- **What is needed**: Send back the entries below exactly as they appear.

(Data entries)
** START **
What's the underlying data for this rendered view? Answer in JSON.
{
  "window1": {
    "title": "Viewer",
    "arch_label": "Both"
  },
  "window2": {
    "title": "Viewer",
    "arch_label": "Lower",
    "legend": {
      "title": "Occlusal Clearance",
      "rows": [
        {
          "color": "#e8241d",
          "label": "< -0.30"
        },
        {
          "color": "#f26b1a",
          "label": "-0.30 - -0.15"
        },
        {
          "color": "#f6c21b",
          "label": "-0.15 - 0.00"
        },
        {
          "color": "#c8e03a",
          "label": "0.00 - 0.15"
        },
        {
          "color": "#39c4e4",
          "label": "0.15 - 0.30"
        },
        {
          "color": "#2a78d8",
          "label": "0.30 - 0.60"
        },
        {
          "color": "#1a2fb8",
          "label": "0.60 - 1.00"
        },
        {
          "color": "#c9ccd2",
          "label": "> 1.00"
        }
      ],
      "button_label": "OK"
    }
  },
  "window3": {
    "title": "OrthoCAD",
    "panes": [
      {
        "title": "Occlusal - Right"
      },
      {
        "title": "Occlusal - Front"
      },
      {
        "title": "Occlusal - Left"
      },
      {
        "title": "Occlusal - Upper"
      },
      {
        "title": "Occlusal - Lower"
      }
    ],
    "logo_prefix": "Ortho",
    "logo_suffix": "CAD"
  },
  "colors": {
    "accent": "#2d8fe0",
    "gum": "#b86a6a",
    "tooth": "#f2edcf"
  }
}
** END **
- **Response to the task**:
What's the underlying data for this rendered view? Answer in JSON.
{
  "window1": {
    "title": "Viewer",
    "arch_label": "Both"
  },
  "window2": {
    "title": "Viewer",
    "arch_label": "Lower",
    "legend": {
      "title": "Occlusal Clearance",
      "rows": [
        {
          "color": "#e8241d",
          "label": "< -0.30"
        },
        {
          "color": "#f26b1a",
          "label": "-0.30 - -0.15"
        },
        {
          "color": "#f6c21b",
          "label": "-0.15 - 0.00"
        },
        {
          "color": "#c8e03a",
          "label": "0.00 - 0.15"
        },
        {
          "color": "#39c4e4",
          "label": "0.15 - 0.30"
        },
        {
          "color": "#2a78d8",
          "label": "0.30 - 0.60"
        },
        {
          "color": "#1a2fb8",
          "label": "0.60 - 1.00"
        },
        {
          "color": "#c9ccd2",
          "label": "> 1.00"
        }
      ],
      "button_label": "OK"
    }
  },
  "window3": {
    "title": "OrthoCAD",
    "panes": [
      {
        "title": "Occlusal - Right"
      },
      {
        "title": "Occlusal - Front"
      },
      {
        "title": "Occlusal - Left"
      },
      {
        "title": "Occlusal - Upper"
      },
      {
        "title": "Occlusal - Lower"
      }
    ],
    "logo_prefix": "Ortho",
    "logo_suffix": "CAD"
  },
  "colors": {
    "accent": "#2d8fe0",
    "gum": "#b86a6a",
    "tooth": "#f2edcf"
  }
}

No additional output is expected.